**Exercise description:**
Every entry must be copied word for word.

***** Entries provided *****

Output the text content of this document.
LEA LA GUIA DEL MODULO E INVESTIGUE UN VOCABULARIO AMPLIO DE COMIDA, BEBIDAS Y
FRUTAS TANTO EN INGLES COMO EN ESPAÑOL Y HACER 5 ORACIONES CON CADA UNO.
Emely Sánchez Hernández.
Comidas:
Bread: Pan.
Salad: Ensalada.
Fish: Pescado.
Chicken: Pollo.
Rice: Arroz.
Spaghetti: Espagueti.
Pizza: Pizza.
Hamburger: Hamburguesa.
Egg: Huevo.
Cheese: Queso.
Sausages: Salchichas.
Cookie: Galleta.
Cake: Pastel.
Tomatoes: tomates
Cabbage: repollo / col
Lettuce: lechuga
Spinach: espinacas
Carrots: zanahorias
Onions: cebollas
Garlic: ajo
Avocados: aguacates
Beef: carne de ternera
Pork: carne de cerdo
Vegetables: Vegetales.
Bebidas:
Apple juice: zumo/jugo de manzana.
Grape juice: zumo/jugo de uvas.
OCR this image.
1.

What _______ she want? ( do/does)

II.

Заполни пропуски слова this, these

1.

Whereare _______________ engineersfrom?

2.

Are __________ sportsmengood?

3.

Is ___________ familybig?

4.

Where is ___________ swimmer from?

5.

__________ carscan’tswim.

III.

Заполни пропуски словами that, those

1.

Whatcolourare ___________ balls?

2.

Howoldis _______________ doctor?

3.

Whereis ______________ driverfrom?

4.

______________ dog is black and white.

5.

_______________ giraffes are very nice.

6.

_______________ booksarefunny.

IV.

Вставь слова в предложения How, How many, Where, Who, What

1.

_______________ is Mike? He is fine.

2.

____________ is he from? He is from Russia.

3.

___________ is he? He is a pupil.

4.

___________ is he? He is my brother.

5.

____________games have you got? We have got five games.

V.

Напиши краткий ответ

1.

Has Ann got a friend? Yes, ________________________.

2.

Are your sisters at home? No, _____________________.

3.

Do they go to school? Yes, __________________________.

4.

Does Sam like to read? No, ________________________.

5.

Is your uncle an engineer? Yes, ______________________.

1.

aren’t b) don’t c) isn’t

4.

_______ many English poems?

*****

**The response:**
Output the text content of this document.
LEA LA GUIA DEL MODULO E INVESTIGUE UN VOCABULARIO AMPLIO DE COMIDA, BEBIDAS Y
FRUTAS TANTO EN INGLES COMO EN ESPAÑOL Y HACER 5 ORACIONES CON CADA UNO.
Emely Sánchez Hernández.
Comidas:
Bread: Pan.
Salad: Ensalada.
Fish: Pescado.
Chicken: Pollo.
Rice: Arroz.
Spaghetti: Espagueti.
Pizza: Pizza.
Hamburger: Hamburguesa.
Egg: Huevo.
Cheese: Queso.
Sausages: Salchichas.
Cookie: Galleta.
Cake: Pastel.
Tomatoes: tomates
Cabbage: repollo / col
Lettuce: lechuga
Spinach: espinacas
Carrots: zanahorias
Onions: cebollas
Garlic: ajo
Avocados: aguacates
Beef: carne de ternera
Pork: carne de cerdo
Vegetables: Vegetales.
Bebidas:
Apple juice: zumo/jugo de manzana.
Grape juice: zumo/jugo de uvas.
OCR this image.
1.

What _______ she want? ( do/does)

II.

Заполни пропуски слова this, these

1.

Whereare _______________ engineersfrom?

2.

Are __________ sportsmengood?

3.

Is ___________ familybig?

4.

Where is ___________ swimmer from?

5.

__________ carscan’tswim.

III.

Заполни пропуски словами that, those

1.

Whatcolourare ___________ balls?

2.

Howoldis _______________ doctor?

3.

Whereis ______________ driverfrom?

4.

______________ dog is black and white.

5.

_______________ giraffes are very nice.

6.

_______________ booksarefunny.

IV.

Вставь слова в предложения How, How many, Where, Who, What

1.

_______________ is Mike? He is fine.

2.

____________ is he from? He is from Russia.

3.

___________ is he? He is a pupil.

4.

___________ is he? He is my brother.

5.

____________games have you got? We have got five games.

V.

Напиши краткий ответ

1.

Has Ann got a friend? Yes, ________________________.

2.

Are your sisters at home? No, _____________________.

3.

Do they go to school? Yes, __________________________.

4.

Does Sam like to read? No, ________________________.

5.

Is your uncle an engineer? Yes, ______________________.

1.

aren’t b) don’t c) isn’t

4.

_______ many English poems?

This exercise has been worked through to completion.